Exercise directions: Determine how many lines contain the string "text", then reply with that figure only.

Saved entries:
"""
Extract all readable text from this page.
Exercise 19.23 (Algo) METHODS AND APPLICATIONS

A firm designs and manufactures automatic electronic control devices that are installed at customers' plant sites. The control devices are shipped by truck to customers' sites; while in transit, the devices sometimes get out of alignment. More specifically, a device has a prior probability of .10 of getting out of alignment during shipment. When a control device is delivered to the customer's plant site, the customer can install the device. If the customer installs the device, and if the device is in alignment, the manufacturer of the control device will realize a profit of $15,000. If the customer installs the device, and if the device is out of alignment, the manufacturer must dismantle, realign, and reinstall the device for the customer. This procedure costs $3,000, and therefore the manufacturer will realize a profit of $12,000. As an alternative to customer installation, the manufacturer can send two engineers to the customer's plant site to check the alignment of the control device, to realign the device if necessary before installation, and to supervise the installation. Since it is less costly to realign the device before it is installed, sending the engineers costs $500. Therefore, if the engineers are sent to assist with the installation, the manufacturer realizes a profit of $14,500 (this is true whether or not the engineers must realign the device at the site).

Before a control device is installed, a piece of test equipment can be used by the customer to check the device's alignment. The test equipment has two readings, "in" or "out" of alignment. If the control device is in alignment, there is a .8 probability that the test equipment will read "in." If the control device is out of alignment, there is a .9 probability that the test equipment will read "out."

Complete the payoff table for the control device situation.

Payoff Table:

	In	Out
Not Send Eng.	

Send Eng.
"""
"""
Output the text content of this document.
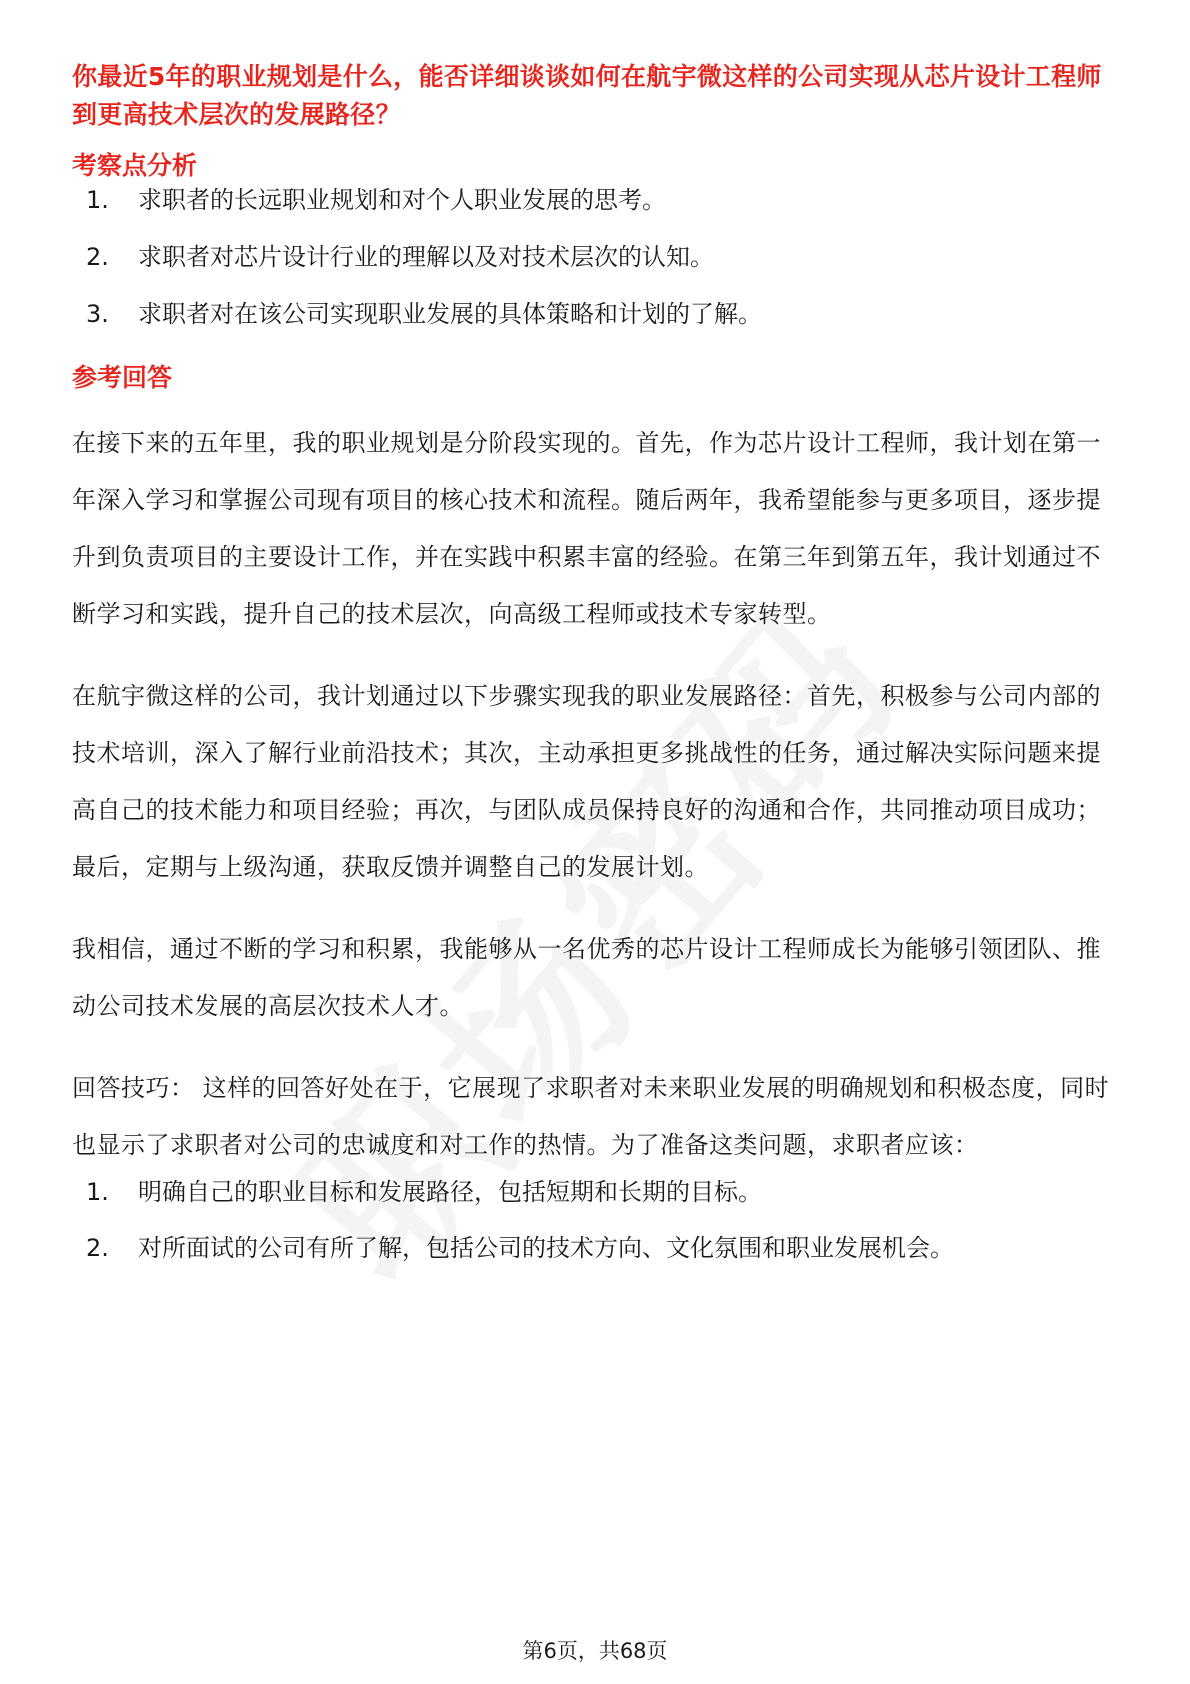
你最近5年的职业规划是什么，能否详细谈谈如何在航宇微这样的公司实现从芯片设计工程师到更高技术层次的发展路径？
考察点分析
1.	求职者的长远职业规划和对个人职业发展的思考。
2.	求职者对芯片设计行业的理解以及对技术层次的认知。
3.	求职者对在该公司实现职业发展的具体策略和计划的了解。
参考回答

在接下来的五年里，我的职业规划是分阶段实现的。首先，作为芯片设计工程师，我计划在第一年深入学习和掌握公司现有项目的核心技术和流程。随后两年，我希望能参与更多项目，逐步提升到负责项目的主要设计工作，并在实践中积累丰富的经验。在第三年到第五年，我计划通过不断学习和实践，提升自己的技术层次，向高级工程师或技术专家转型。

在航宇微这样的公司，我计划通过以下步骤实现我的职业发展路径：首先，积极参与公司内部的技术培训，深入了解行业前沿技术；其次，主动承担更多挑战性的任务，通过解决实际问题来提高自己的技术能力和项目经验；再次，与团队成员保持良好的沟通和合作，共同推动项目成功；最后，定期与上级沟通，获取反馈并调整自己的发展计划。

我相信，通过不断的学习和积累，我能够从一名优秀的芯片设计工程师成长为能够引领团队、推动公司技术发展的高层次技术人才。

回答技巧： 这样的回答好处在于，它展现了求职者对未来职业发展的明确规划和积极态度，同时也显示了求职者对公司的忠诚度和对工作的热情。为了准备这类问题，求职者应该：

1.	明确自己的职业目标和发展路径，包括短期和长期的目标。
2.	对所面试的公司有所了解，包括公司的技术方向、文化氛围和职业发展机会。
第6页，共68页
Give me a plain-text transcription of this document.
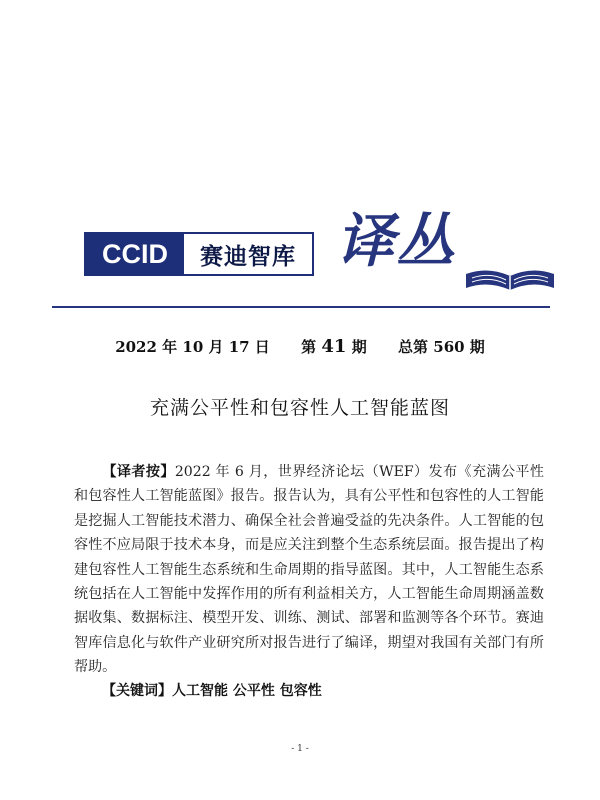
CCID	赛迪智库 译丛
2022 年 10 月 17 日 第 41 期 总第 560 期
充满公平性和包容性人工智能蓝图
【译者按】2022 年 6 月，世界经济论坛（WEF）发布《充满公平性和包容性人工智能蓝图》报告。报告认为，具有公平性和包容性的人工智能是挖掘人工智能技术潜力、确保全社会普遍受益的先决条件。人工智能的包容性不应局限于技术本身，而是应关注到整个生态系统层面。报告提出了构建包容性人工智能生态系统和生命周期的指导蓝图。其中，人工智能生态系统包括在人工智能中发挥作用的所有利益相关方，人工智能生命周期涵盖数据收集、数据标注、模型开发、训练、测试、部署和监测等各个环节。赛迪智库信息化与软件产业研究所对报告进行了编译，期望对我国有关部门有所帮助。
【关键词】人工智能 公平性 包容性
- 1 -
"""
Worked solution: 3